--- start ---

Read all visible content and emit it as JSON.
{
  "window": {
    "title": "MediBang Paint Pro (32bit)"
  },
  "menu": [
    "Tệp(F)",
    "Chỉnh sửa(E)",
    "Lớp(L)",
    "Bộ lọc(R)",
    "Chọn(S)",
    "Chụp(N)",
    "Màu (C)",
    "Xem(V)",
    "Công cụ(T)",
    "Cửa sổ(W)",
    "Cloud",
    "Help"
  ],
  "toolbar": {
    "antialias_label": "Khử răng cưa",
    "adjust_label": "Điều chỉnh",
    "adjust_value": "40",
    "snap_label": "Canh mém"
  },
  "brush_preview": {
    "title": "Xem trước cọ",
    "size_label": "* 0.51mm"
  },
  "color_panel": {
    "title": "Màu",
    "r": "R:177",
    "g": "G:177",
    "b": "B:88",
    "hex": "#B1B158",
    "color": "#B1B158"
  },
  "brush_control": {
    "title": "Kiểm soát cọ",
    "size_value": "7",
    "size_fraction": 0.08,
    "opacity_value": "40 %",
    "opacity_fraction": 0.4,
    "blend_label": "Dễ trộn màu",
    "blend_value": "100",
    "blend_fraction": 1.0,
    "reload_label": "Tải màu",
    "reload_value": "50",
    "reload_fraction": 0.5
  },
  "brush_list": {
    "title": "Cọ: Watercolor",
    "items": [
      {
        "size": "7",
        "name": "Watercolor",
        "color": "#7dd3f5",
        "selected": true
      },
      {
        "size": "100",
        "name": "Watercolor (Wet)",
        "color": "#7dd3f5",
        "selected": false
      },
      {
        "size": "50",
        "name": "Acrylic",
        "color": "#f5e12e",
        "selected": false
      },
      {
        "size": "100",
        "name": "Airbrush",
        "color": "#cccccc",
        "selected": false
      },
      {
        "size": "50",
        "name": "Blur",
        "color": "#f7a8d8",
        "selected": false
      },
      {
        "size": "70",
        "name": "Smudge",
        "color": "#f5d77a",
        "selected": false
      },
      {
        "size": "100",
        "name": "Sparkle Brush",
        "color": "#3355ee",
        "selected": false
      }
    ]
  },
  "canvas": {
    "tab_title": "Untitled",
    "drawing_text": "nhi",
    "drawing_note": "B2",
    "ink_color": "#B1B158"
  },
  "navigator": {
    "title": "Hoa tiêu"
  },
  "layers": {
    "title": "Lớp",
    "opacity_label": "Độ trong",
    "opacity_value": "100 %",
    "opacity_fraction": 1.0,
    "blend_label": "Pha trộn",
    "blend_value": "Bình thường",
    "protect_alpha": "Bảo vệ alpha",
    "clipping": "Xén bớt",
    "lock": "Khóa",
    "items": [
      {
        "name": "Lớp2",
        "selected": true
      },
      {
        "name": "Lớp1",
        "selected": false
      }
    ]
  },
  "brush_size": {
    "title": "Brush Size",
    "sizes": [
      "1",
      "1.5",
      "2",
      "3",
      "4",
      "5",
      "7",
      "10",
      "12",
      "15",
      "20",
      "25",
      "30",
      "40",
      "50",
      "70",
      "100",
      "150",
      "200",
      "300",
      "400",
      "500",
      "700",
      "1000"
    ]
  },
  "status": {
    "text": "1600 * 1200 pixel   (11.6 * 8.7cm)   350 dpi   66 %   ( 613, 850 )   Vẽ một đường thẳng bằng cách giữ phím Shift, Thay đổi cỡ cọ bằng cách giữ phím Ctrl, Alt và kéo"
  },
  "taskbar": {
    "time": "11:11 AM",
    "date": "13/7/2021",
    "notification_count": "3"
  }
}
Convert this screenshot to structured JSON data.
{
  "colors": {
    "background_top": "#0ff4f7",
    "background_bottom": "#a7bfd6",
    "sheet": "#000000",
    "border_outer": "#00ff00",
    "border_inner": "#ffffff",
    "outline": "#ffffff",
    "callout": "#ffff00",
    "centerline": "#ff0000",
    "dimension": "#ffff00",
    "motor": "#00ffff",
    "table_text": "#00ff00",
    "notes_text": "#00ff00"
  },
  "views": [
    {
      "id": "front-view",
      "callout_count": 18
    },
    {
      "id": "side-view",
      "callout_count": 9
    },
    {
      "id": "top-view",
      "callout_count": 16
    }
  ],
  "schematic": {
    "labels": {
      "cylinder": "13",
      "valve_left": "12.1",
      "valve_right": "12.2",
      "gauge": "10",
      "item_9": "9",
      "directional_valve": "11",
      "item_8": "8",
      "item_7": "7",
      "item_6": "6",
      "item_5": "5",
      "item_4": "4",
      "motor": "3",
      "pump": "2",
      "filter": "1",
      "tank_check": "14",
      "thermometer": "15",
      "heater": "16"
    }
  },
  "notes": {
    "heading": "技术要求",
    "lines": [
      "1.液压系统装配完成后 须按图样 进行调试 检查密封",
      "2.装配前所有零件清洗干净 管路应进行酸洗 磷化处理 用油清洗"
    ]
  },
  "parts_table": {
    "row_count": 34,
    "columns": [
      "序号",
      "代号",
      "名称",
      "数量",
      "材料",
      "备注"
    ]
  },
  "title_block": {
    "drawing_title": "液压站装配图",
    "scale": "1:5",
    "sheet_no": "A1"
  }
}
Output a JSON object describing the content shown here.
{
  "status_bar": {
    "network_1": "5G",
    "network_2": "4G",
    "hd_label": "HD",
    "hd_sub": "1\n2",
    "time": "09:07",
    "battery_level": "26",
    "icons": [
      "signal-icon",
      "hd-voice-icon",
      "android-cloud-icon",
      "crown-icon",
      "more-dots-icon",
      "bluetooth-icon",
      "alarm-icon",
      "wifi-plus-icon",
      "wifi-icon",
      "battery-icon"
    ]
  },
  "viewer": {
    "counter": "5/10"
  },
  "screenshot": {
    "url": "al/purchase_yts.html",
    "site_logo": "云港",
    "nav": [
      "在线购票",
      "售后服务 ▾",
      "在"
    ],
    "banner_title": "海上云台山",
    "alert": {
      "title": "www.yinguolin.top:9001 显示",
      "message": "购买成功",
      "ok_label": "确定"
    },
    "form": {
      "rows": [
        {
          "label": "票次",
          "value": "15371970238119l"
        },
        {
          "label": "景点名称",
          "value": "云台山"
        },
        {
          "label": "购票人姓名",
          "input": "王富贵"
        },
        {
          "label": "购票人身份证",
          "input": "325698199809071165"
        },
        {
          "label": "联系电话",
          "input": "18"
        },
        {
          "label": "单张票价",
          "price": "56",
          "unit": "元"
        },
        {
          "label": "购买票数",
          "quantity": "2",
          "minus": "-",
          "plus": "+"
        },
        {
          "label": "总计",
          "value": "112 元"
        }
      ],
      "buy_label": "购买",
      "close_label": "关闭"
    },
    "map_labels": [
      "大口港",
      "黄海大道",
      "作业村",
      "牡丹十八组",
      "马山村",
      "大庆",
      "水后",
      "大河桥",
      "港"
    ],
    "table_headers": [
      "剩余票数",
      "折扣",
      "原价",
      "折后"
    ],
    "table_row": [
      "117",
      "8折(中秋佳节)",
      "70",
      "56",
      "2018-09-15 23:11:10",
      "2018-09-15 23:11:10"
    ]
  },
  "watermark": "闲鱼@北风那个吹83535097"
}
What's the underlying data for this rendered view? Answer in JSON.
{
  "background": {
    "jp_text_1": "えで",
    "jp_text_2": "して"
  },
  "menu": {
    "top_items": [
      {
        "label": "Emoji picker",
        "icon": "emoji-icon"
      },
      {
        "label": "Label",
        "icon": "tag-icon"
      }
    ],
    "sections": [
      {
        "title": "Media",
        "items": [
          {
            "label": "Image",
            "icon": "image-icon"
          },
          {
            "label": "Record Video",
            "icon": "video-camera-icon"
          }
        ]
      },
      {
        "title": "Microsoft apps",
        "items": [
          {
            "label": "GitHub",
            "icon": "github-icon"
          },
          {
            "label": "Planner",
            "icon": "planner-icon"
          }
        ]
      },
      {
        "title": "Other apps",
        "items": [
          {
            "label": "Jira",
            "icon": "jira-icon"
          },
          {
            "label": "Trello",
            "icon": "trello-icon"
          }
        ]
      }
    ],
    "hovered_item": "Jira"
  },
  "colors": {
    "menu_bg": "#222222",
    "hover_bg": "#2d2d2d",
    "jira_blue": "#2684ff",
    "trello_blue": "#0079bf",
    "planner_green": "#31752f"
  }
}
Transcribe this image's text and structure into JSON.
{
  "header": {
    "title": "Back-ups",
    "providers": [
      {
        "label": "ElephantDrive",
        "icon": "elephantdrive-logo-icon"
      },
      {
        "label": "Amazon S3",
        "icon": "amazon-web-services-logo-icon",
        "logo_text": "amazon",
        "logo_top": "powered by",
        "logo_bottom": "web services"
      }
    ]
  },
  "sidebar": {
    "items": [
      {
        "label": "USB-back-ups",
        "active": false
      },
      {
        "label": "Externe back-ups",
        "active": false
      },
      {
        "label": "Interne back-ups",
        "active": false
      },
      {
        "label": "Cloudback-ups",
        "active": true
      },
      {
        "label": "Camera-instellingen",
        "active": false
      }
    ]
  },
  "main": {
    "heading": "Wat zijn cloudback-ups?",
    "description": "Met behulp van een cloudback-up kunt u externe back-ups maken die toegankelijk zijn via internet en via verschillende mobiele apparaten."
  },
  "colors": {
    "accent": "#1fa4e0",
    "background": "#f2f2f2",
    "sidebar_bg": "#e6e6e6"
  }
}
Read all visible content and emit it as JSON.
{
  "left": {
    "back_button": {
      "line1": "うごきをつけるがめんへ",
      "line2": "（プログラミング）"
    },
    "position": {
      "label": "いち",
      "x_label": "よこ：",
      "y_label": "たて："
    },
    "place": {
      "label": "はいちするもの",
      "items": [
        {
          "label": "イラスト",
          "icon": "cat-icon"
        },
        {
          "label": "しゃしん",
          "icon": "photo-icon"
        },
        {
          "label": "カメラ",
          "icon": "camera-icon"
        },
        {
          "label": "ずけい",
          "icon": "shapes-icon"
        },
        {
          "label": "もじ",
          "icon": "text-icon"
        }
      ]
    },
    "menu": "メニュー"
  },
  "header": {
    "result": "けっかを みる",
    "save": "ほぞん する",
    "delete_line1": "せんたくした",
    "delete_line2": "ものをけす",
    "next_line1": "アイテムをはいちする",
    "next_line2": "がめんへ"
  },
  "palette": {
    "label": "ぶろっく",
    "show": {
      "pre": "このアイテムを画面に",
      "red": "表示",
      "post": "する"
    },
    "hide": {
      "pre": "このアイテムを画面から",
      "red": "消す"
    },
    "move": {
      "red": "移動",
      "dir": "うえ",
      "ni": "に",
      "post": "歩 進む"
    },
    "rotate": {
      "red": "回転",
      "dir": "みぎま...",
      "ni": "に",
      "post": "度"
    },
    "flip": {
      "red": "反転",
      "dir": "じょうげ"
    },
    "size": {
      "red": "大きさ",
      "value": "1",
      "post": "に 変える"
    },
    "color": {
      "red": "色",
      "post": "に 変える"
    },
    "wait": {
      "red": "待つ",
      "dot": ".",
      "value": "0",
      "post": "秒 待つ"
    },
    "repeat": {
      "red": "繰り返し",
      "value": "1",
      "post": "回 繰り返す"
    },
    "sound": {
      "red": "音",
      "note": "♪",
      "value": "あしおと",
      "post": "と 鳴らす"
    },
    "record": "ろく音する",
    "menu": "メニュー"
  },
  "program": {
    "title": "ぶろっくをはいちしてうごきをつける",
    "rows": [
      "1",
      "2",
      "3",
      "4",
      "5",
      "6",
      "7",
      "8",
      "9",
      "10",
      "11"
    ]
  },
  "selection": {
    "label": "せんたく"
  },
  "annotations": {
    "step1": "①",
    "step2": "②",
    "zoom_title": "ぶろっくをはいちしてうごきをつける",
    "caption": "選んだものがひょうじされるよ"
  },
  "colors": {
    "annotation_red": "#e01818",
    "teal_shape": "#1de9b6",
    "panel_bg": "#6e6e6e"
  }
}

--- end ---

## What the task requires:
Return all lines of the material above in which the word "input" occurs.

## Exercise solution:
          "input": "王富贵"
          "input": "325698199809071165"
          "input": "18"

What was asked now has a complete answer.